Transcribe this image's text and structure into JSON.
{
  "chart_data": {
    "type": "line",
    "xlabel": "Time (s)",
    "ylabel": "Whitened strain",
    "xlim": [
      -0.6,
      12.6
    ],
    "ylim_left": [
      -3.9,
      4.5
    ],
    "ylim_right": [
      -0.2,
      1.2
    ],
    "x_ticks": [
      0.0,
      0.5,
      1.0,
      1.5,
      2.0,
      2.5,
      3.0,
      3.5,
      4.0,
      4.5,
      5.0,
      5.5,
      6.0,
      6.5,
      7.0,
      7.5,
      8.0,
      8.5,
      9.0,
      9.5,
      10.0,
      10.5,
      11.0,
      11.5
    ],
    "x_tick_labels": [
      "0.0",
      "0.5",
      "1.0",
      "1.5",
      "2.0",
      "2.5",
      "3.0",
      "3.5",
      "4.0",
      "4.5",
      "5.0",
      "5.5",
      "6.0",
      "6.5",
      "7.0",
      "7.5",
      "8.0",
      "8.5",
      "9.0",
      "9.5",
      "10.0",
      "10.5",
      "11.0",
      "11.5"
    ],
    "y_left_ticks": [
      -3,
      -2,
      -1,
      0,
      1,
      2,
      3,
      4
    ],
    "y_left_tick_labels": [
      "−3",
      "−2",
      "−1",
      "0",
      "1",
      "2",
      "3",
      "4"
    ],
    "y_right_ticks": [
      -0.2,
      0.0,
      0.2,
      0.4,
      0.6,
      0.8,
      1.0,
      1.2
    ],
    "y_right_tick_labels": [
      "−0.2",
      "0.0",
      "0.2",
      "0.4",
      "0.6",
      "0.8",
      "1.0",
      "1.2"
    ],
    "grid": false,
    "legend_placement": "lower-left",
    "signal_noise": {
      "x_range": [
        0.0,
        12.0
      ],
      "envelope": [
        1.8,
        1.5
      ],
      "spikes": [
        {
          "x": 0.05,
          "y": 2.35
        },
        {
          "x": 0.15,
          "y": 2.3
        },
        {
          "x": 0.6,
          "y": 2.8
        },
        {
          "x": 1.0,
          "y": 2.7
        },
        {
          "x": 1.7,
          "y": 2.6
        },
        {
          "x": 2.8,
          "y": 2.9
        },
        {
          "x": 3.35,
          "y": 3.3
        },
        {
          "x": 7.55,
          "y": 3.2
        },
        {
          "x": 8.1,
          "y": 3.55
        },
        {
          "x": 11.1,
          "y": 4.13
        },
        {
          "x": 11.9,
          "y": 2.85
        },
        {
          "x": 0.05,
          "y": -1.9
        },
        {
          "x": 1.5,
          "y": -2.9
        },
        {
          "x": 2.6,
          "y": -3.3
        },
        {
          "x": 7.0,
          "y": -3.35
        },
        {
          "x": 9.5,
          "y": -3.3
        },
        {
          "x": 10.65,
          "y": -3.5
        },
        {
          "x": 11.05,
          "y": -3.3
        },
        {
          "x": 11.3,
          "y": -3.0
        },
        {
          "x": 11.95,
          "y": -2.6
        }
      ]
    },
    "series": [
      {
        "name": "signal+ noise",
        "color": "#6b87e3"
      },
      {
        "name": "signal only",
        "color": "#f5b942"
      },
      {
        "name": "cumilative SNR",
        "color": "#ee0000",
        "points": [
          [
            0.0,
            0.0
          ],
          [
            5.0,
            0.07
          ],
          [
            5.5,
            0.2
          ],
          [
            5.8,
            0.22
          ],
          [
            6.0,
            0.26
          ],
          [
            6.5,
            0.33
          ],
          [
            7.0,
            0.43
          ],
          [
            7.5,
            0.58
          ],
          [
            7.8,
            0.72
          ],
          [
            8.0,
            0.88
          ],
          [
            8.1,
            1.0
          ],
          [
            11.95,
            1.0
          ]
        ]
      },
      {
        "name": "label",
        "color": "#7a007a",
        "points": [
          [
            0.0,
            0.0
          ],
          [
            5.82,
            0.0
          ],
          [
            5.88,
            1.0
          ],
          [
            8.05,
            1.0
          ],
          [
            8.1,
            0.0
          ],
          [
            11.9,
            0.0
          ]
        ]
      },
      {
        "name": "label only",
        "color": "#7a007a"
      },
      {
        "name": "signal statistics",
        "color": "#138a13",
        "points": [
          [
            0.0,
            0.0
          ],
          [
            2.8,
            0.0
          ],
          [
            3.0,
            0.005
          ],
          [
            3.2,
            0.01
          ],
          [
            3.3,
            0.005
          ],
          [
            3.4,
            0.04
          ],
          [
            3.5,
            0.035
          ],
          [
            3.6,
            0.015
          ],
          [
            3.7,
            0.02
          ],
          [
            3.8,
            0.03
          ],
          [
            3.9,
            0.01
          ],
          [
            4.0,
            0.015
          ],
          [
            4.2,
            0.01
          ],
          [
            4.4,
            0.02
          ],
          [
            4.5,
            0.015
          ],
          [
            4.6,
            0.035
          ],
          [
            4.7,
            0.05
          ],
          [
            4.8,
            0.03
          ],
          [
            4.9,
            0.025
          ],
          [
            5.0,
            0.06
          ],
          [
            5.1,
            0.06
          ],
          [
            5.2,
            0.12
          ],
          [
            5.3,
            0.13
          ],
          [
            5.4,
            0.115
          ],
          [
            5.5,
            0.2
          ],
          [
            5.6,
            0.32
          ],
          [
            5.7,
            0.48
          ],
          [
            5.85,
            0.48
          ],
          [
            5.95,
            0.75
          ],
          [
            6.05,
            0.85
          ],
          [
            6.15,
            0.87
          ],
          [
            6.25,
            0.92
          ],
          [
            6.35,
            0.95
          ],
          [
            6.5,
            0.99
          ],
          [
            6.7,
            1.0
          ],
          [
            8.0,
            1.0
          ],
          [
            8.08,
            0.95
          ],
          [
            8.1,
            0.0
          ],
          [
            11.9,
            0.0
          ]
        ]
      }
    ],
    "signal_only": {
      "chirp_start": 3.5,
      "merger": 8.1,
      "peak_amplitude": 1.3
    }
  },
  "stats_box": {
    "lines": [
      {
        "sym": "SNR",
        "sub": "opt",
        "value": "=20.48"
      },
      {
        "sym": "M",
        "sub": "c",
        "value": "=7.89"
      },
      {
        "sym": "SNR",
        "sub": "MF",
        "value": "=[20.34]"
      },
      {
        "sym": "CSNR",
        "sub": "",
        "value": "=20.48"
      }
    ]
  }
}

- **Aim of the task**:
Your task is to give the records above again, exactly.

- **Output for this task**:
Transcribe this image's text and structure into JSON.
{
  "chart_data": {
    "type": "line",
    "xlabel": "Time (s)",
    "ylabel": "Whitened strain",
    "xlim": [
      -0.6,
      12.6
    ],
    "ylim_left": [
      -3.9,
      4.5
    ],
    "ylim_right": [
      -0.2,
      1.2
    ],
    "x_ticks": [
      0.0,
      0.5,
      1.0,
      1.5,
      2.0,
      2.5,
      3.0,
      3.5,
      4.0,
      4.5,
      5.0,
      5.5,
      6.0,
      6.5,
      7.0,
      7.5,
      8.0,
      8.5,
      9.0,
      9.5,
      10.0,
      10.5,
      11.0,
      11.5
    ],
    "x_tick_labels": [
      "0.0",
      "0.5",
      "1.0",
      "1.5",
      "2.0",
      "2.5",
      "3.0",
      "3.5",
      "4.0",
      "4.5",
      "5.0",
      "5.5",
      "6.0",
      "6.5",
      "7.0",
      "7.5",
      "8.0",
      "8.5",
      "9.0",
      "9.5",
      "10.0",
      "10.5",
      "11.0",
      "11.5"
    ],
    "y_left_ticks": [
      -3,
      -2,
      -1,
      0,
      1,
      2,
      3,
      4
    ],
    "y_left_tick_labels": [
      "−3",
      "−2",
      "−1",
      "0",
      "1",
      "2",
      "3",
      "4"
    ],
    "y_right_ticks": [
      -0.2,
      0.0,
      0.2,
      0.4,
      0.6,
      0.8,
      1.0,
      1.2
    ],
    "y_right_tick_labels": [
      "−0.2",
      "0.0",
      "0.2",
      "0.4",
      "0.6",
      "0.8",
      "1.0",
      "1.2"
    ],
    "grid": false,
    "legend_placement": "lower-left",
    "signal_noise": {
      "x_range": [
        0.0,
        12.0
      ],
      "envelope": [
        1.8,
        1.5
      ],
      "spikes": [
        {
          "x": 0.05,
          "y": 2.35
        },
        {
          "x": 0.15,
          "y": 2.3
        },
        {
          "x": 0.6,
          "y": 2.8
        },
        {
          "x": 1.0,
          "y": 2.7
        },
        {
          "x": 1.7,
          "y": 2.6
        },
        {
          "x": 2.8,
          "y": 2.9
        },
        {
          "x": 3.35,
          "y": 3.3
        },
        {
          "x": 7.55,
          "y": 3.2
        },
        {
          "x": 8.1,
          "y": 3.55
        },
        {
          "x": 11.1,
          "y": 4.13
        },
        {
          "x": 11.9,
          "y": 2.85
        },
        {
          "x": 0.05,
          "y": -1.9
        },
        {
          "x": 1.5,
          "y": -2.9
        },
        {
          "x": 2.6,
          "y": -3.3
        },
        {
          "x": 7.0,
          "y": -3.35
        },
        {
          "x": 9.5,
          "y": -3.3
        },
        {
          "x": 10.65,
          "y": -3.5
        },
        {
          "x": 11.05,
          "y": -3.3
        },
        {
          "x": 11.3,
          "y": -3.0
        },
        {
          "x": 11.95,
          "y": -2.6
        }
      ]
    },
    "series": [
      {
        "name": "signal+ noise",
        "color": "#6b87e3"
      },
      {
        "name": "signal only",
        "color": "#f5b942"
      },
      {
        "name": "cumilative SNR",
        "color": "#ee0000",
        "points": [
          [
            0.0,
            0.0
          ],
          [
            5.0,
            0.07
          ],
          [
            5.5,
            0.2
          ],
          [
            5.8,
            0.22
          ],
          [
            6.0,
            0.26
          ],
          [
            6.5,
            0.33
          ],
          [
            7.0,
            0.43
          ],
          [
            7.5,
            0.58
          ],
          [
            7.8,
            0.72
          ],
          [
            8.0,
            0.88
          ],
          [
            8.1,
            1.0
          ],
          [
            11.95,
            1.0
          ]
        ]
      },
      {
        "name": "label",
        "color": "#7a007a",
        "points": [
          [
            0.0,
            0.0
          ],
          [
            5.82,
            0.0
          ],
          [
            5.88,
            1.0
          ],
          [
            8.05,
            1.0
          ],
          [
            8.1,
            0.0
          ],
          [
            11.9,
            0.0
          ]
        ]
      },
      {
        "name": "label only",
        "color": "#7a007a"
      },
      {
        "name": "signal statistics",
        "color": "#138a13",
        "points": [
          [
            0.0,
            0.0
          ],
          [
            2.8,
            0.0
          ],
          [
            3.0,
            0.005
          ],
          [
            3.2,
            0.01
          ],
          [
            3.3,
            0.005
          ],
          [
            3.4,
            0.04
          ],
          [
            3.5,
            0.035
          ],
          [
            3.6,
            0.015
          ],
          [
            3.7,
            0.02
          ],
          [
            3.8,
            0.03
          ],
          [
            3.9,
            0.01
          ],
          [
            4.0,
            0.015
          ],
          [
            4.2,
            0.01
          ],
          [
            4.4,
            0.02
          ],
          [
            4.5,
            0.015
          ],
          [
            4.6,
            0.035
          ],
          [
            4.7,
            0.05
          ],
          [
            4.8,
            0.03
          ],
          [
            4.9,
            0.025
          ],
          [
            5.0,
            0.06
          ],
          [
            5.1,
            0.06
          ],
          [
            5.2,
            0.12
          ],
          [
            5.3,
            0.13
          ],
          [
            5.4,
            0.115
          ],
          [
            5.5,
            0.2
          ],
          [
            5.6,
            0.32
          ],
          [
            5.7,
            0.48
          ],
          [
            5.85,
            0.48
          ],
          [
            5.95,
            0.75
          ],
          [
            6.05,
            0.85
          ],
          [
            6.15,
            0.87
          ],
          [
            6.25,
            0.92
          ],
          [
            6.35,
            0.95
          ],
          [
            6.5,
            0.99
          ],
          [
            6.7,
            1.0
          ],
          [
            8.0,
            1.0
          ],
          [
            8.08,
            0.95
          ],
          [
            8.1,
            0.0
          ],
          [
            11.9,
            0.0
          ]
        ]
      }
    ],
    "signal_only": {
      "chirp_start": 3.5,
      "merger": 8.1,
      "peak_amplitude": 1.3
    }
  },
  "stats_box": {
    "lines": [
      {
        "sym": "SNR",
        "sub": "opt",
        "value": "=20.48"
      },
      {
        "sym": "M",
        "sub": "c",
        "value": "=7.89"
      },
      {
        "sym": "SNR",
        "sub": "MF",
        "value": "=[20.34]"
      },
      {
        "sym": "CSNR",
        "sub": "",
        "value": "=20.48"
      }
    ]
  }
}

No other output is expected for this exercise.